> [Information provided]
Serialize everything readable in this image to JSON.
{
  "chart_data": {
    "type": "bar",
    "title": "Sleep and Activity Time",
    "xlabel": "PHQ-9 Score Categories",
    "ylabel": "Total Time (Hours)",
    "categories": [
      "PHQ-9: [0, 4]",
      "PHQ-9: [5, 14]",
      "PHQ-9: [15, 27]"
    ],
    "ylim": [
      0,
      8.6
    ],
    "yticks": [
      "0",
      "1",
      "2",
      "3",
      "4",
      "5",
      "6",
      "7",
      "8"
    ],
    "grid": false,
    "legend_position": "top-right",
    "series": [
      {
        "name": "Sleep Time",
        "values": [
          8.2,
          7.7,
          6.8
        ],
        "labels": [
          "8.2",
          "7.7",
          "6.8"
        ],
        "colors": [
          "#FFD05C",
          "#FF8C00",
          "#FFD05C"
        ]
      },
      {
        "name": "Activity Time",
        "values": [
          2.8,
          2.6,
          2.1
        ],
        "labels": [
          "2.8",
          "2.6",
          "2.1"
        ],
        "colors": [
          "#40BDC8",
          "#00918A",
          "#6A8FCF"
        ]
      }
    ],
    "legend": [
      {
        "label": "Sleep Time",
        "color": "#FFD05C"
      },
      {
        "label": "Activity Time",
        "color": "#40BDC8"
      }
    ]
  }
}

> [Do this]
Read through the entries and copy every line that includes "Activity".

> [Task result]
    "title": "Sleep and Activity Time",
        "name": "Activity Time",
        "label": "Activity Time",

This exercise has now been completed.